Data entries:
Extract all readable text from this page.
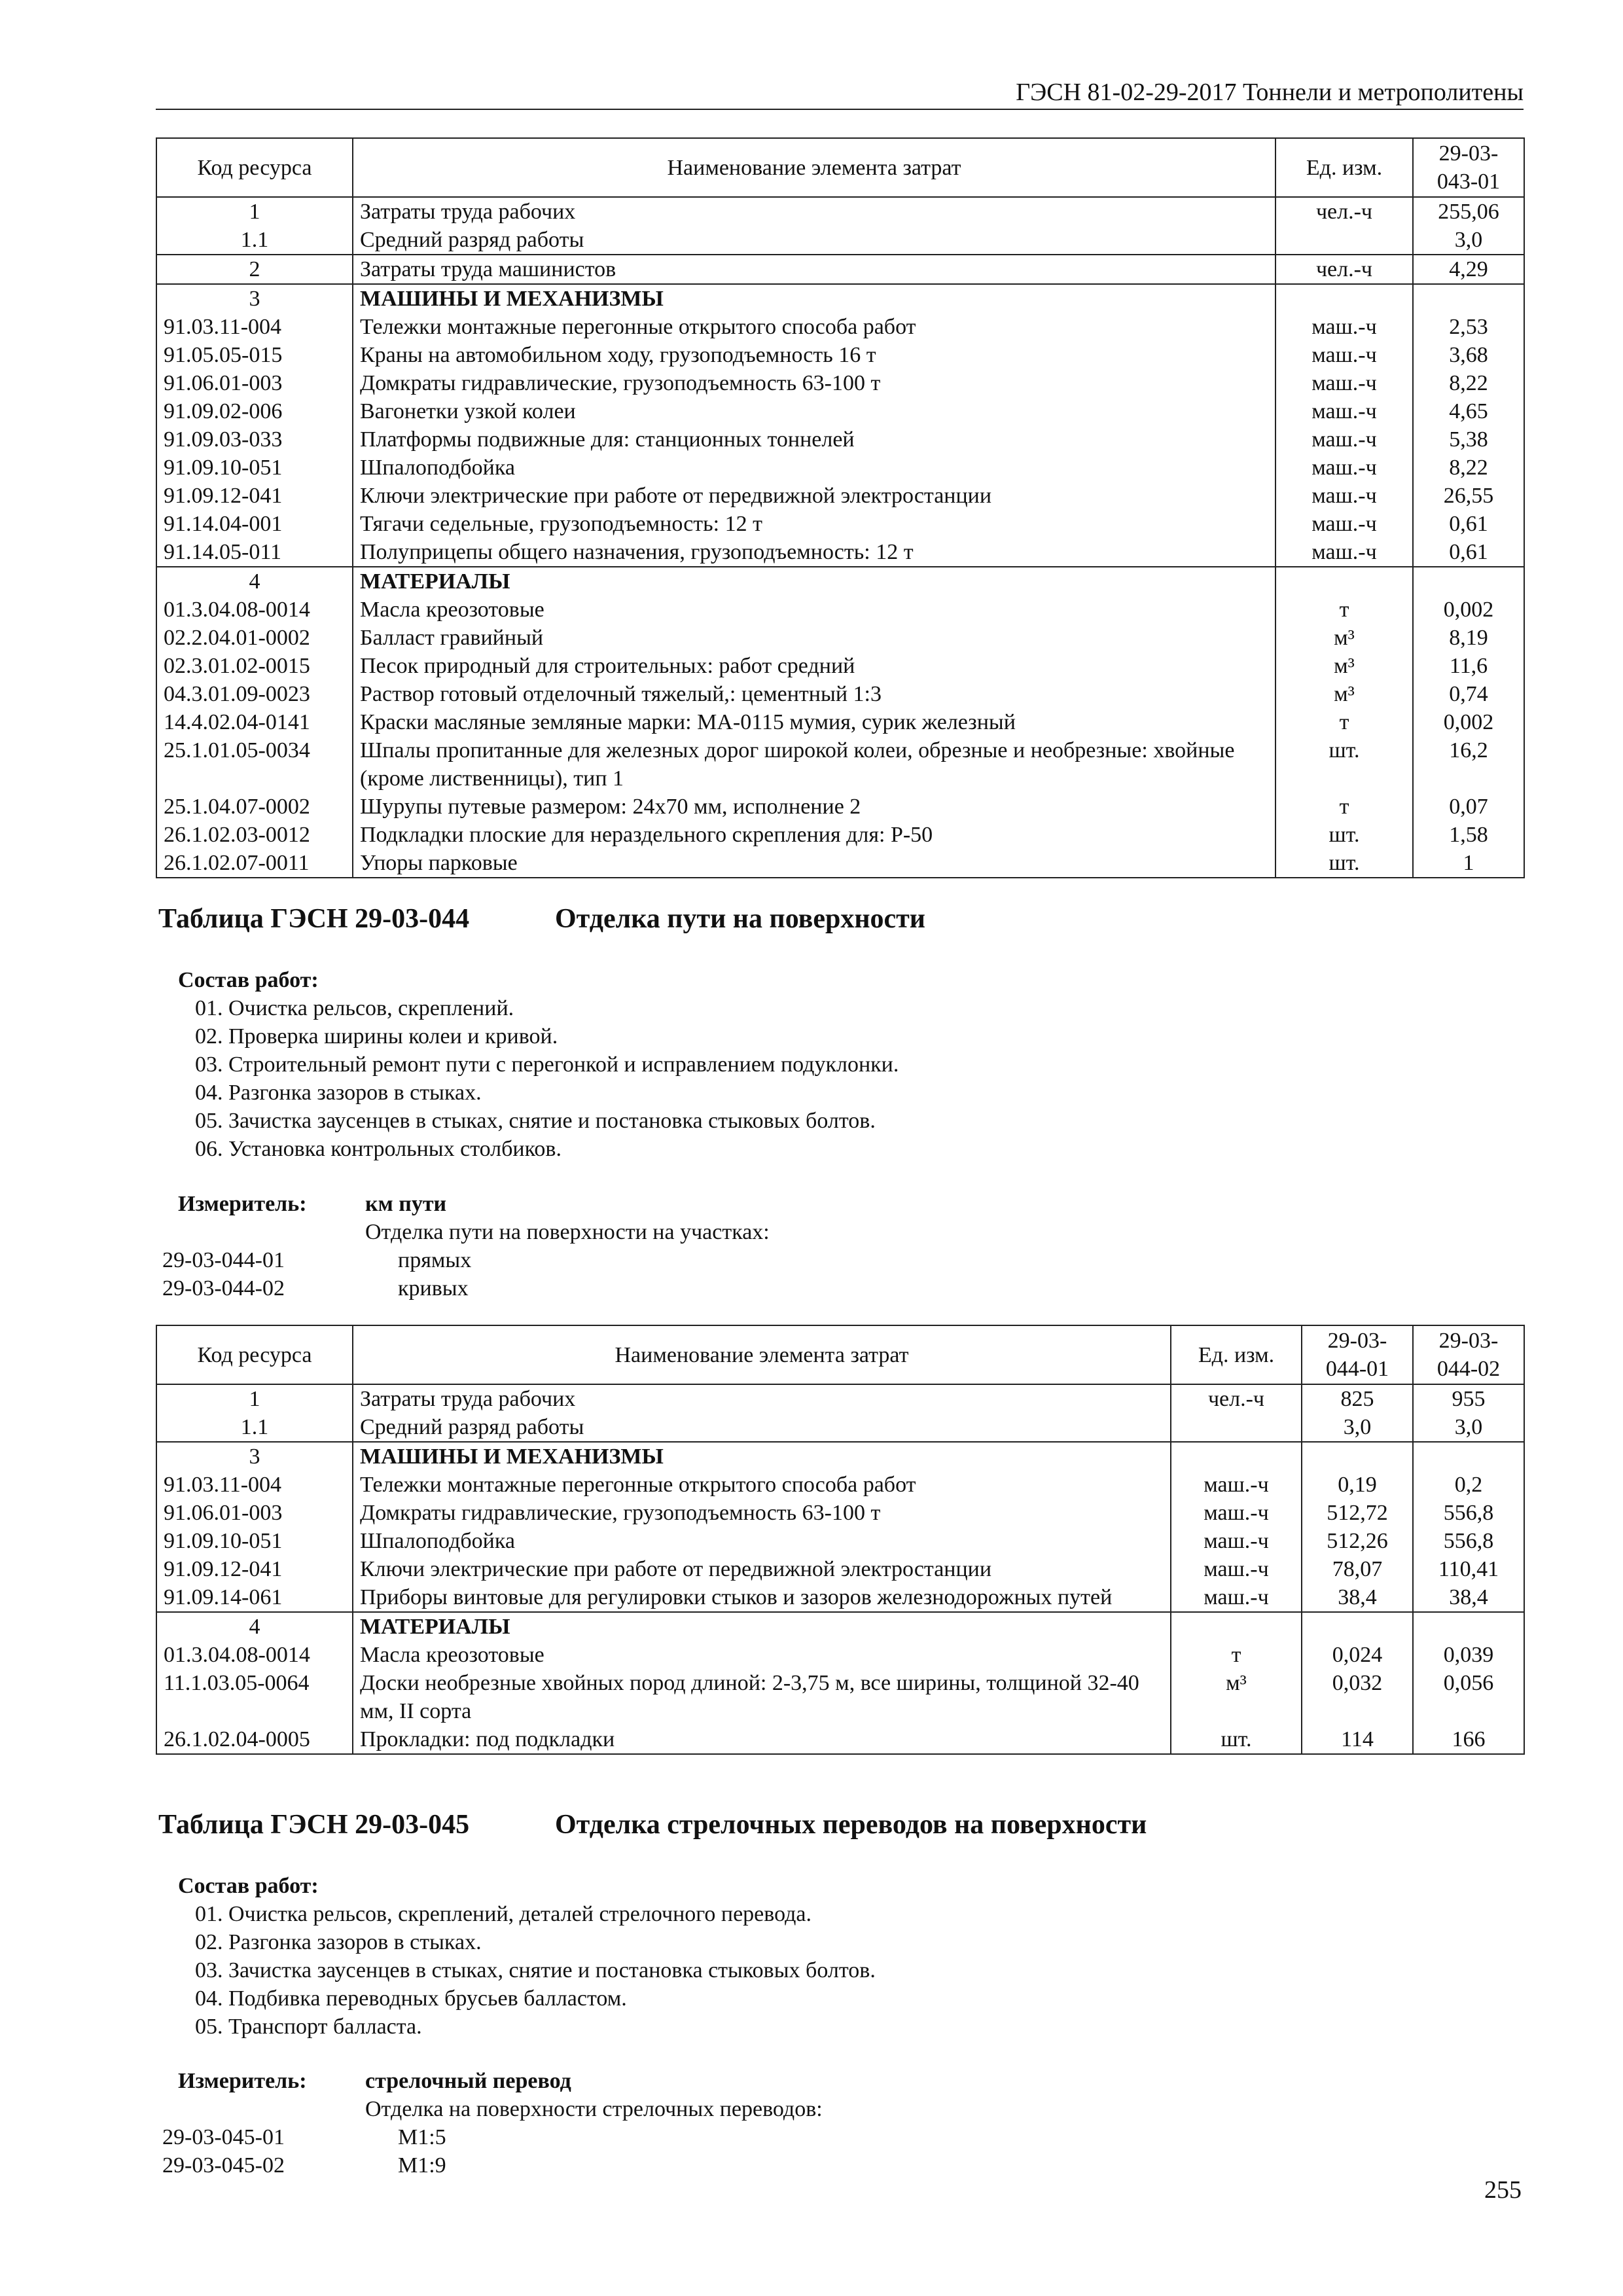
ГЭСН 81-02-29-2017 Тоннели и метрополитены
Код ресурса	Наименование элемента затрат	Ед. изм.	29-03-043-01
1	Затраты труда рабочих	чел.-ч	255,06
1.1	Средний разряд работы		3,0
2	Затраты труда машинистов	чел.-ч	4,29
3	МАШИНЫ И МЕХАНИЗМЫ		
91.03.11-004	Тележки монтажные перегонные открытого способа работ	маш.-ч	2,53
91.05.05-015	Краны на автомобильном ходу, грузоподъемность 16 т	маш.-ч	3,68
91.06.01-003	Домкраты гидравлические, грузоподъемность 63-100 т	маш.-ч	8,22
91.09.02-006	Вагонетки узкой колеи	маш.-ч	4,65
91.09.03-033	Платформы подвижные для: станционных тоннелей	маш.-ч	5,38
91.09.10-051	Шпалоподбойка	маш.-ч	8,22
91.09.12-041	Ключи электрические при работе от передвижной электростанции	маш.-ч	26,55
91.14.04-001	Тягачи седельные, грузоподъемность: 12 т	маш.-ч	0,61
91.14.05-011	Полуприцепы общего назначения, грузоподъемность: 12 т	маш.-ч	0,61
4	МАТЕРИАЛЫ		
01.3.04.08-0014	Масла креозотовые	т	0,002
02.2.04.01-0002	Балласт гравийный	м³	8,19
02.3.01.02-0015	Песок природный для строительных: работ средний	м³	11,6
04.3.01.09-0023	Раствор готовый отделочный тяжелый,: цементный 1:3	м³	0,74
14.4.02.04-0141	Краски масляные земляные марки: МА-0115 мумия, сурик железный	т	0,002
25.1.01.05-0034	Шпалы пропитанные для железных дорог широкой колеи, обрезные и необрезные: хвойные (кроме лиственницы), тип 1	шт.	16,2
25.1.04.07-0002	Шурупы путевые размером: 24х70 мм, исполнение 2	т	0,07
26.1.02.03-0012	Подкладки плоские для нераздельного скрепления для: Р-50	шт.	1,58
26.1.02.07-0011	Упоры парковые	шт.	1
Таблица ГЭСН 29-03-044	Отделка пути на поверхности
Состав работ:
01. Очистка рельсов, скреплений.
02. Проверка ширины колеи и кривой.
03. Строительный ремонт пути с перегонкой и исправлением подуклонки.
04. Разгонка зазоров в стыках.
05. Зачистка заусенцев в стыках, снятие и постановка стыковых болтов.
06. Установка контрольных столбиков.
Измеритель:	км пути
Отделка пути на поверхности на участках:
29-03-044-01	прямых
29-03-044-02	кривых
Код ресурса	Наименование элемента затрат	Ед. изм.	29-03-044-01	29-03-044-02
1	Затраты труда рабочих	чел.-ч	825	955
1.1	Средний разряд работы		3,0	3,0
3	МАШИНЫ И МЕХАНИЗМЫ			
91.03.11-004	Тележки монтажные перегонные открытого способа работ	маш.-ч	0,19	0,2
91.06.01-003	Домкраты гидравлические, грузоподъемность 63-100 т	маш.-ч	512,72	556,8
91.09.10-051	Шпалоподбойка	маш.-ч	512,26	556,8
91.09.12-041	Ключи электрические при работе от передвижной электростанции	маш.-ч	78,07	110,41
91.09.14-061	Приборы винтовые для регулировки стыков и зазоров железнодорожных путей	маш.-ч	38,4	38,4
4	МАТЕРИАЛЫ			
01.3.04.08-0014	Масла креозотовые	т	0,024	0,039
11.1.03.05-0064	Доски необрезные хвойных пород длиной: 2-3,75 м, все ширины, толщиной 32-40 мм, II сорта	м³	0,032	0,056
26.1.02.04-0005	Прокладки: под подкладки	шт.	114	166
Таблица ГЭСН 29-03-045	Отделка стрелочных переводов на поверхности
Состав работ:
01. Очистка рельсов, скреплений, деталей стрелочного перевода.
02. Разгонка зазоров в стыках.
03. Зачистка заусенцев в стыках, снятие и постановка стыковых болтов.
04. Подбивка переводных брусьев балластом.
05. Транспорт балласта.
Измеритель:	стрелочный перевод
Отделка на поверхности стрелочных переводов:
29-03-045-01	М1:5
29-03-045-02	М1:9
255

> REQUIRED WORK
Leave out the pictures and retype every line above exactly.

> SOLUTION TO THIS TASK
Extract all readable text from this page.
ГЭСН 81-02-29-2017 Тоннели и метрополитены
Код ресурса	Наименование элемента затрат	Ед. изм.	29-03-043-01
1	Затраты труда рабочих	чел.-ч	255,06
1.1	Средний разряд работы		3,0
2	Затраты труда машинистов	чел.-ч	4,29
3	МАШИНЫ И МЕХАНИЗМЫ		
91.03.11-004	Тележки монтажные перегонные открытого способа работ	маш.-ч	2,53
91.05.05-015	Краны на автомобильном ходу, грузоподъемность 16 т	маш.-ч	3,68
91.06.01-003	Домкраты гидравлические, грузоподъемность 63-100 т	маш.-ч	8,22
91.09.02-006	Вагонетки узкой колеи	маш.-ч	4,65
91.09.03-033	Платформы подвижные для: станционных тоннелей	маш.-ч	5,38
91.09.10-051	Шпалоподбойка	маш.-ч	8,22
91.09.12-041	Ключи электрические при работе от передвижной электростанции	маш.-ч	26,55
91.14.04-001	Тягачи седельные, грузоподъемность: 12 т	маш.-ч	0,61
91.14.05-011	Полуприцепы общего назначения, грузоподъемность: 12 т	маш.-ч	0,61
4	МАТЕРИАЛЫ		
01.3.04.08-0014	Масла креозотовые	т	0,002
02.2.04.01-0002	Балласт гравийный	м³	8,19
02.3.01.02-0015	Песок природный для строительных: работ средний	м³	11,6
04.3.01.09-0023	Раствор готовый отделочный тяжелый,: цементный 1:3	м³	0,74
14.4.02.04-0141	Краски масляные земляные марки: МА-0115 мумия, сурик железный	т	0,002
25.1.01.05-0034	Шпалы пропитанные для железных дорог широкой колеи, обрезные и необрезные: хвойные (кроме лиственницы), тип 1	шт.	16,2
25.1.04.07-0002	Шурупы путевые размером: 24х70 мм, исполнение 2	т	0,07
26.1.02.03-0012	Подкладки плоские для нераздельного скрепления для: Р-50	шт.	1,58
26.1.02.07-0011	Упоры парковые	шт.	1
Таблица ГЭСН 29-03-044	Отделка пути на поверхности
Состав работ:
01. Очистка рельсов, скреплений.
02. Проверка ширины колеи и кривой.
03. Строительный ремонт пути с перегонкой и исправлением подуклонки.
04. Разгонка зазоров в стыках.
05. Зачистка заусенцев в стыках, снятие и постановка стыковых болтов.
06. Установка контрольных столбиков.
Измеритель:	км пути
Отделка пути на поверхности на участках:
29-03-044-01	прямых
29-03-044-02	кривых
Код ресурса	Наименование элемента затрат	Ед. изм.	29-03-044-01	29-03-044-02
1	Затраты труда рабочих	чел.-ч	825	955
1.1	Средний разряд работы		3,0	3,0
3	МАШИНЫ И МЕХАНИЗМЫ			
91.03.11-004	Тележки монтажные перегонные открытого способа работ	маш.-ч	0,19	0,2
91.06.01-003	Домкраты гидравлические, грузоподъемность 63-100 т	маш.-ч	512,72	556,8
91.09.10-051	Шпалоподбойка	маш.-ч	512,26	556,8
91.09.12-041	Ключи электрические при работе от передвижной электростанции	маш.-ч	78,07	110,41
91.09.14-061	Приборы винтовые для регулировки стыков и зазоров железнодорожных путей	маш.-ч	38,4	38,4
4	МАТЕРИАЛЫ			
01.3.04.08-0014	Масла креозотовые	т	0,024	0,039
11.1.03.05-0064	Доски необрезные хвойных пород длиной: 2-3,75 м, все ширины, толщиной 32-40 мм, II сорта	м³	0,032	0,056
26.1.02.04-0005	Прокладки: под подкладки	шт.	114	166
Таблица ГЭСН 29-03-045	Отделка стрелочных переводов на поверхности
Состав работ:
01. Очистка рельсов, скреплений, деталей стрелочного перевода.
02. Разгонка зазоров в стыках.
03. Зачистка заусенцев в стыках, снятие и постановка стыковых болтов.
04. Подбивка переводных брусьев балластом.
05. Транспорт балласта.
Измеритель:	стрелочный перевод
Отделка на поверхности стрелочных переводов:
29-03-045-01	М1:5
29-03-045-02	М1:9
255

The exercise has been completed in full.